### WHAT YOU HAVE TO DO
Extract each line from the entries below that has the string "votre" in it.

§ §

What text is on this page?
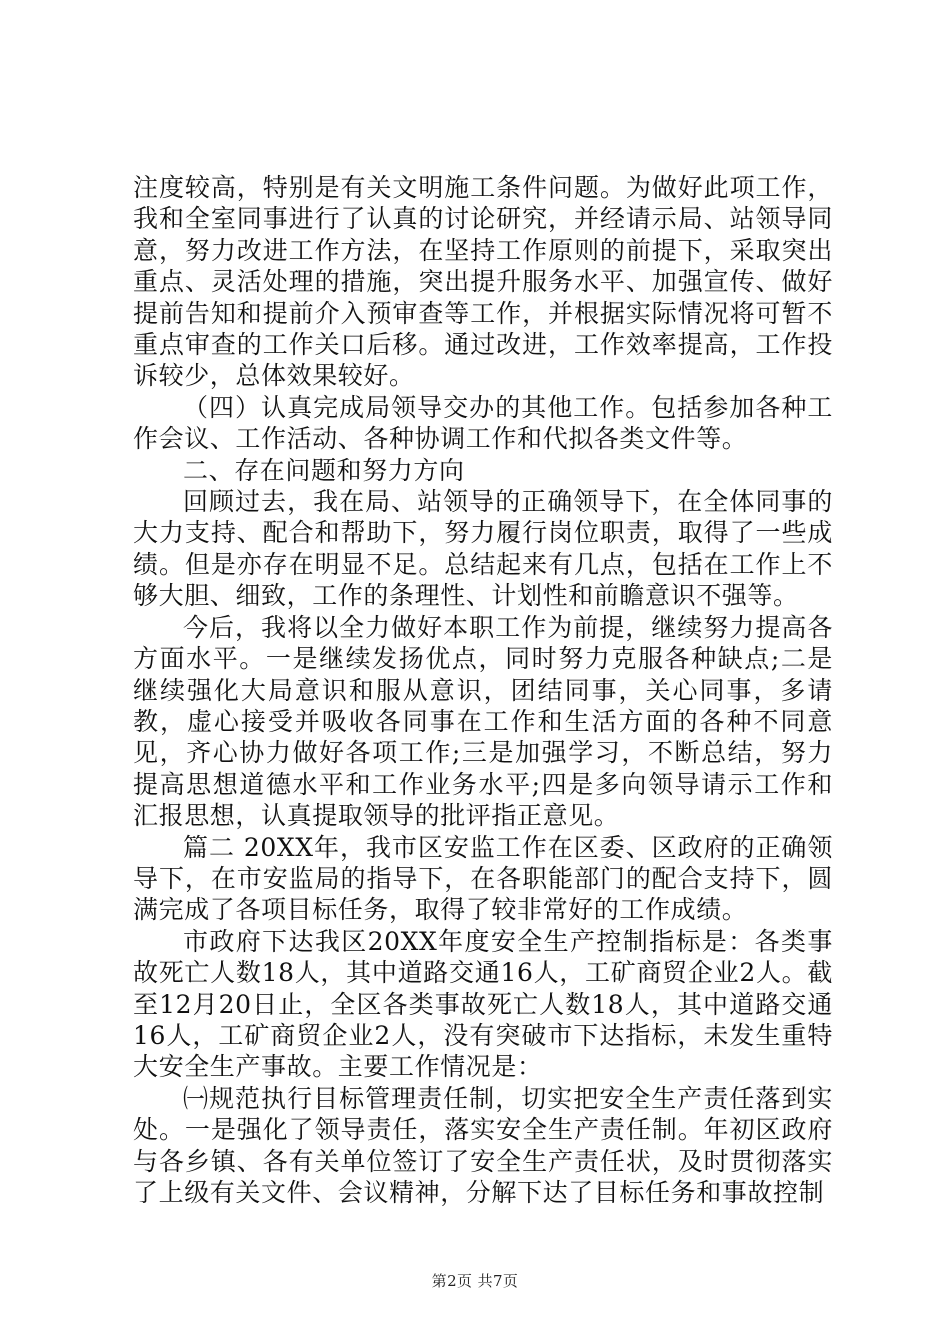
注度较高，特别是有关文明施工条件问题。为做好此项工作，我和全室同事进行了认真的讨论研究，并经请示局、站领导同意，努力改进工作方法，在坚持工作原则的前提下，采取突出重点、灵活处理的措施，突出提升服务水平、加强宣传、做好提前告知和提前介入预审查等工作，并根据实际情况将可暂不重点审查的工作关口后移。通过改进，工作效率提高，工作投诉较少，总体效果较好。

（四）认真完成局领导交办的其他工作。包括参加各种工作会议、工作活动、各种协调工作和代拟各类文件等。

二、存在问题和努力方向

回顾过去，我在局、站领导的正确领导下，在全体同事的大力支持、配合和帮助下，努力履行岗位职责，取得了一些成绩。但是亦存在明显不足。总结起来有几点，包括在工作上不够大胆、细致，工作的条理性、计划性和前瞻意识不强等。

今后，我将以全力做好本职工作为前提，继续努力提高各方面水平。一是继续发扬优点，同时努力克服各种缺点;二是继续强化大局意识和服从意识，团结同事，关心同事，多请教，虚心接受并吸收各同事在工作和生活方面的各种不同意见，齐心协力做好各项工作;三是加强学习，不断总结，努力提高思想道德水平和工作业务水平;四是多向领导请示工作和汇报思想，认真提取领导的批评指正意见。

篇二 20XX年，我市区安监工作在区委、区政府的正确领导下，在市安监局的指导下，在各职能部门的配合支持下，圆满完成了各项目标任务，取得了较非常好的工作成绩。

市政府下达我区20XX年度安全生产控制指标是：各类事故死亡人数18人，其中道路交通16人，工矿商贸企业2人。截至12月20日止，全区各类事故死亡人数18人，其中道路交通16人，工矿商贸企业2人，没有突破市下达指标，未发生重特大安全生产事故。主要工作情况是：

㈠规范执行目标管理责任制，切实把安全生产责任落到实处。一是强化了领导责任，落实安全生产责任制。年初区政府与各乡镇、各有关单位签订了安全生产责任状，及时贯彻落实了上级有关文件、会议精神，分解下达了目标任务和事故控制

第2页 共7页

§ §

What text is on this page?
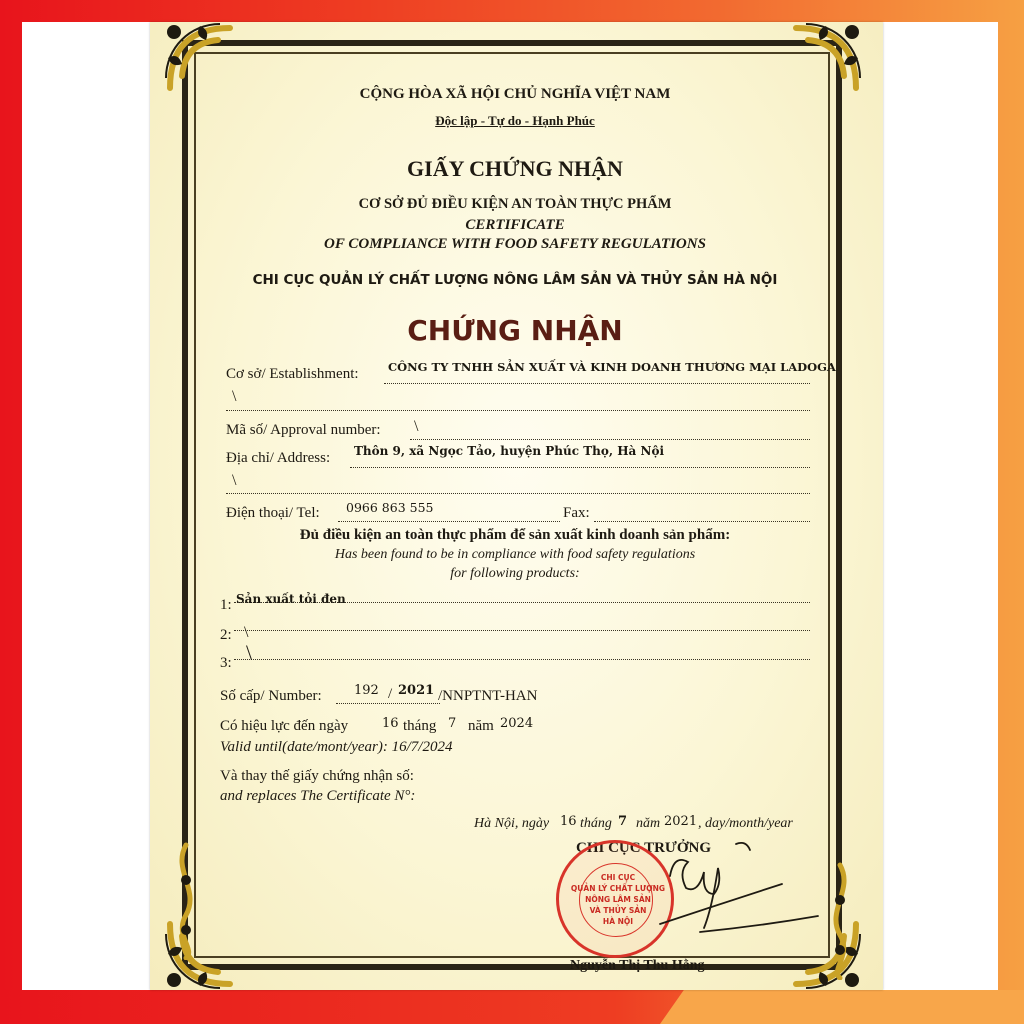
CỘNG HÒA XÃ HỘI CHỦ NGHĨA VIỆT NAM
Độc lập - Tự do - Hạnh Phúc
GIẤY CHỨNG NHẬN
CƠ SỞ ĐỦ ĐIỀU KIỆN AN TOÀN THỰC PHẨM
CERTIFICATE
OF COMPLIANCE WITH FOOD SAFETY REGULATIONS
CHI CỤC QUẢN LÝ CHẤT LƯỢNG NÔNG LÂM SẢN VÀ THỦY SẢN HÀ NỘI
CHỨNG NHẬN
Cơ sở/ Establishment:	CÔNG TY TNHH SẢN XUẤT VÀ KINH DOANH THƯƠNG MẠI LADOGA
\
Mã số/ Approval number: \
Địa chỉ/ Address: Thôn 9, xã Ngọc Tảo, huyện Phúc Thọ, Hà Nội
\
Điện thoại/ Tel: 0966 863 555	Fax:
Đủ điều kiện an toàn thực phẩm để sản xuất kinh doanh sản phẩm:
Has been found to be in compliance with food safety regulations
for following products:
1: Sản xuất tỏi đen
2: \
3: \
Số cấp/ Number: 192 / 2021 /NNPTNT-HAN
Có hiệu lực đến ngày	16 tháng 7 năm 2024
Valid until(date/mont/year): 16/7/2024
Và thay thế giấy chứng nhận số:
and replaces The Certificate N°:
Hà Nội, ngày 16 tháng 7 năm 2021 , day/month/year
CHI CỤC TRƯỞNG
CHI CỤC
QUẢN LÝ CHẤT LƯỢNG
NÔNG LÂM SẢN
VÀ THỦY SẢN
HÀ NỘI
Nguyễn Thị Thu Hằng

§ §

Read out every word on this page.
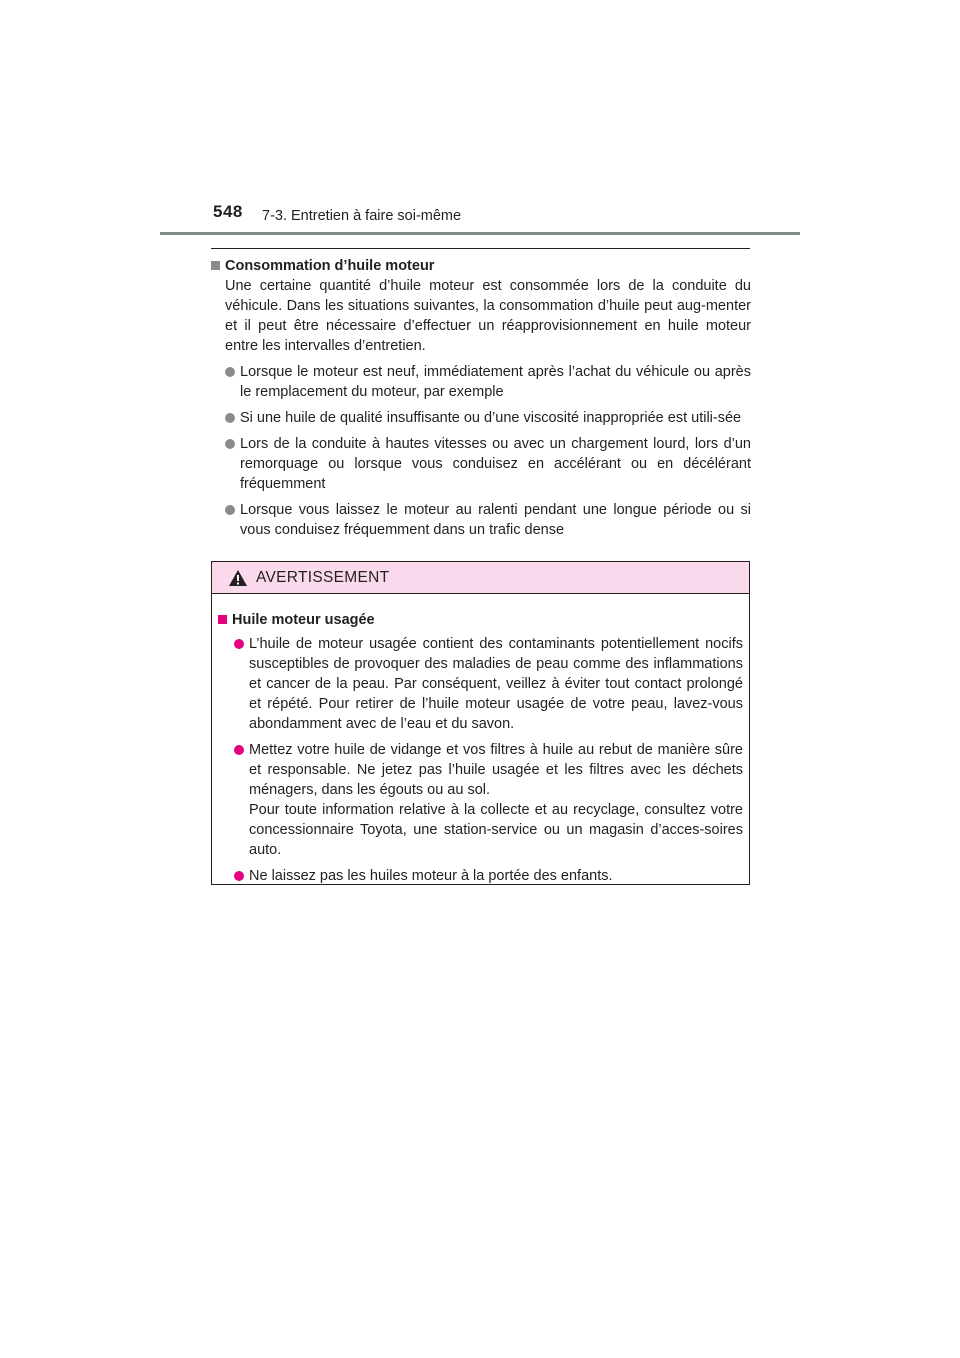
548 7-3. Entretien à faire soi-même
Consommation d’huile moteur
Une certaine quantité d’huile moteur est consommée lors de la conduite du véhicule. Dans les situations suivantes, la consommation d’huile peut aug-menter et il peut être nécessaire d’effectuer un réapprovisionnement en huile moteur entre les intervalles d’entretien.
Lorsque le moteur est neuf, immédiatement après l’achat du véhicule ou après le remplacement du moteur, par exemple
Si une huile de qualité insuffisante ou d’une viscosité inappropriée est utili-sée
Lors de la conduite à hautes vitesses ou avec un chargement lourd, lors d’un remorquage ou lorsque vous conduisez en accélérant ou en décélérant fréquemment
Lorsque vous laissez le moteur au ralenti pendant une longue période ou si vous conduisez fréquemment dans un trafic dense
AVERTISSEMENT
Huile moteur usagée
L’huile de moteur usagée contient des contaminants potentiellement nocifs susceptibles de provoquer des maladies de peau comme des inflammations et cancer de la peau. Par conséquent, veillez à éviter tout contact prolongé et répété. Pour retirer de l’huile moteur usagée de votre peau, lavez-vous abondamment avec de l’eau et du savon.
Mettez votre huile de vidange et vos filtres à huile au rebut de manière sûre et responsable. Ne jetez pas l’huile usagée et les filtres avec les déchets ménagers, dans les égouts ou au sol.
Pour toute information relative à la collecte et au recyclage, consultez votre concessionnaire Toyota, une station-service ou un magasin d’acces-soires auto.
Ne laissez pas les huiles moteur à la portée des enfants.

§ §

### RESPONSE
L’huile de moteur usagée contient des contaminants potentiellement nocifs susceptibles de provoquer des maladies de peau comme des inflammations et cancer de la peau. Par conséquent, veillez à éviter tout contact prolongé et répété. Pour retirer de l’huile moteur usagée de votre peau, lavez-vous abondamment avec de l’eau et du savon.
Mettez votre huile de vidange et vos filtres à huile au rebut de manière sûre et responsable. Ne jetez pas l’huile usagée et les filtres avec les déchets ménagers, dans les égouts ou au sol.
Pour toute information relative à la collecte et au recyclage, consultez votre concessionnaire Toyota, une station-service ou un magasin d’acces-soires auto.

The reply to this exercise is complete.